Start of ENTRIES PROVIDED
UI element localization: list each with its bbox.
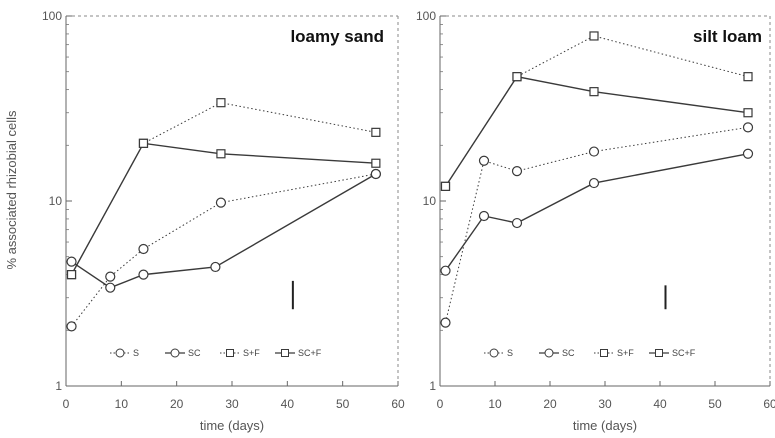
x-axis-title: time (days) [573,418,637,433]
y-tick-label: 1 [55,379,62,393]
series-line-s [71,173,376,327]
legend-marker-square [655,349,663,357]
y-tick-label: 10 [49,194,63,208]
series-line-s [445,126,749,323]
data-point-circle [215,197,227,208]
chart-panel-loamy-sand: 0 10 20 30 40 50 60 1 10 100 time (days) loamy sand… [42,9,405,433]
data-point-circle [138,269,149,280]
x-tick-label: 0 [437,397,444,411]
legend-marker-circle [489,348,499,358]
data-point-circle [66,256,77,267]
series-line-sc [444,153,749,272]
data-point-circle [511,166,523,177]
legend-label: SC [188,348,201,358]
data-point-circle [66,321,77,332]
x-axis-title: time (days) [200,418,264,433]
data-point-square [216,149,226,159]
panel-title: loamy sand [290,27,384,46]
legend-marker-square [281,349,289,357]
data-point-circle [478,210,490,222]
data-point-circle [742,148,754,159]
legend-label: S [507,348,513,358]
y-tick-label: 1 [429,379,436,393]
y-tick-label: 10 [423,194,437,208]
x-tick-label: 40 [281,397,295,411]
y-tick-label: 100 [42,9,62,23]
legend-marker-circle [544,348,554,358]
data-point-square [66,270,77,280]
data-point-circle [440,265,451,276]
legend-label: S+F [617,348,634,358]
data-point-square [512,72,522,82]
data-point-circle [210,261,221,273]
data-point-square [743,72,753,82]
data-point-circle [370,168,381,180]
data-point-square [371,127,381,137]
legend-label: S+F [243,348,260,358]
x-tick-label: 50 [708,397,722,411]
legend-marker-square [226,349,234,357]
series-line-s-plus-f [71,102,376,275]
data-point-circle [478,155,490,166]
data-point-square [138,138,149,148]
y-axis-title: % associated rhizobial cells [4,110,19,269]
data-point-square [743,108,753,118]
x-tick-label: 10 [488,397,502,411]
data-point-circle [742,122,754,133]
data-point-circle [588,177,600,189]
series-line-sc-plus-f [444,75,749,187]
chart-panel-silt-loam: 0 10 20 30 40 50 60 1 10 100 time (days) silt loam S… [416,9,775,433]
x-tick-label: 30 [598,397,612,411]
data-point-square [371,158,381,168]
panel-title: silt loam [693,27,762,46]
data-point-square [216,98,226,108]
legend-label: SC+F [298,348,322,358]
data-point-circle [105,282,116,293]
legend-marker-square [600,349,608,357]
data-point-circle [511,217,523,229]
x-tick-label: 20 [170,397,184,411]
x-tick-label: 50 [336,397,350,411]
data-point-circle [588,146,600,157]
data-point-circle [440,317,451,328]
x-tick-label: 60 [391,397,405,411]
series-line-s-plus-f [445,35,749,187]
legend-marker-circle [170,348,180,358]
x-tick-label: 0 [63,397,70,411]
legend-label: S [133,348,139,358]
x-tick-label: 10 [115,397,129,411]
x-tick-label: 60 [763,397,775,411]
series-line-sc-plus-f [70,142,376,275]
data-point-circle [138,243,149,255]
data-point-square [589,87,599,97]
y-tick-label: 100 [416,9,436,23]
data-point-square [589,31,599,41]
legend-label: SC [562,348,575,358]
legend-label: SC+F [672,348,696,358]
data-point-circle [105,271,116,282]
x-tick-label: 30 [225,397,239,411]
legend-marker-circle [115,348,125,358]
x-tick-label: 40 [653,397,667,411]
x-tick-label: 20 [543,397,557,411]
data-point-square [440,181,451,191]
End of ENTRIES PROVIDED
--- TRY IT ---
For each line above, output its wording exactly and leave out any picture.

--- OUTPUT OF THE TASK ---
UI element localization: list each with its bbox.
x-axis-title: time (days) [573,418,637,433]
y-tick-label: 1 [55,379,62,393]
series-line-s [71,173,376,327]
legend-marker-square [655,349,663,357]
y-tick-label: 10 [49,194,63,208]
series-line-s [445,126,749,323]
data-point-circle [215,197,227,208]
chart-panel-loamy-sand: 0 10 20 30 40 50 60 1 10 100 time (days) loamy sand… [42,9,405,433]
data-point-circle [138,269,149,280]
x-tick-label: 0 [437,397,444,411]
legend-marker-circle [489,348,499,358]
data-point-circle [66,256,77,267]
series-line-sc [444,153,749,272]
data-point-circle [511,166,523,177]
legend-label: SC [188,348,201,358]
data-point-circle [66,321,77,332]
x-axis-title: time (days) [200,418,264,433]
data-point-square [216,149,226,159]
panel-title: loamy sand [290,27,384,46]
legend-marker-square [281,349,289,357]
data-point-circle [478,210,490,222]
data-point-circle [742,148,754,159]
legend-label: S [507,348,513,358]
y-tick-label: 1 [429,379,436,393]
y-tick-label: 10 [423,194,437,208]
x-tick-label: 40 [281,397,295,411]
y-tick-label: 100 [42,9,62,23]
legend-marker-circle [544,348,554,358]
data-point-square [66,270,77,280]
data-point-circle [440,265,451,276]
legend-label: S+F [617,348,634,358]
data-point-square [512,72,522,82]
data-point-circle [210,261,221,273]
data-point-square [743,72,753,82]
data-point-circle [370,168,381,180]
data-point-square [371,127,381,137]
legend-label: S+F [243,348,260,358]
x-tick-label: 50 [708,397,722,411]
legend-marker-square [226,349,234,357]
series-line-s-plus-f [71,102,376,275]
data-point-circle [478,155,490,166]
data-point-square [138,138,149,148]
y-axis-title: % associated rhizobial cells [4,110,19,269]
data-point-square [743,108,753,118]
x-tick-label: 10 [488,397,502,411]
data-point-circle [742,122,754,133]
data-point-circle [588,177,600,189]
series-line-sc-plus-f [444,75,749,187]
chart-panel-silt-loam: 0 10 20 30 40 50 60 1 10 100 time (days) silt loam S… [416,9,775,433]
x-tick-label: 30 [598,397,612,411]
data-point-square [371,158,381,168]
panel-title: silt loam [693,27,762,46]
data-point-square [216,98,226,108]
legend-label: SC+F [298,348,322,358]
data-point-circle [105,282,116,293]
legend-marker-square [600,349,608,357]
data-point-circle [511,217,523,229]
x-tick-label: 20 [170,397,184,411]
x-tick-label: 50 [336,397,350,411]
data-point-circle [588,146,600,157]
data-point-circle [440,317,451,328]
x-tick-label: 60 [391,397,405,411]
series-line-s-plus-f [445,35,749,187]
legend-marker-circle [170,348,180,358]
x-tick-label: 0 [63,397,70,411]
legend-label: S [133,348,139,358]
x-tick-label: 10 [115,397,129,411]
x-tick-label: 60 [763,397,775,411]
series-line-sc-plus-f [70,142,376,275]
data-point-circle [138,243,149,255]
data-point-square [589,87,599,97]
y-tick-label: 100 [416,9,436,23]
data-point-square [589,31,599,41]
legend-label: SC [562,348,575,358]
legend-label: SC+F [672,348,696,358]
data-point-circle [105,271,116,282]
x-tick-label: 30 [225,397,239,411]
legend-marker-circle [115,348,125,358]
x-tick-label: 40 [653,397,667,411]
x-tick-label: 20 [543,397,557,411]
data-point-square [440,181,451,191]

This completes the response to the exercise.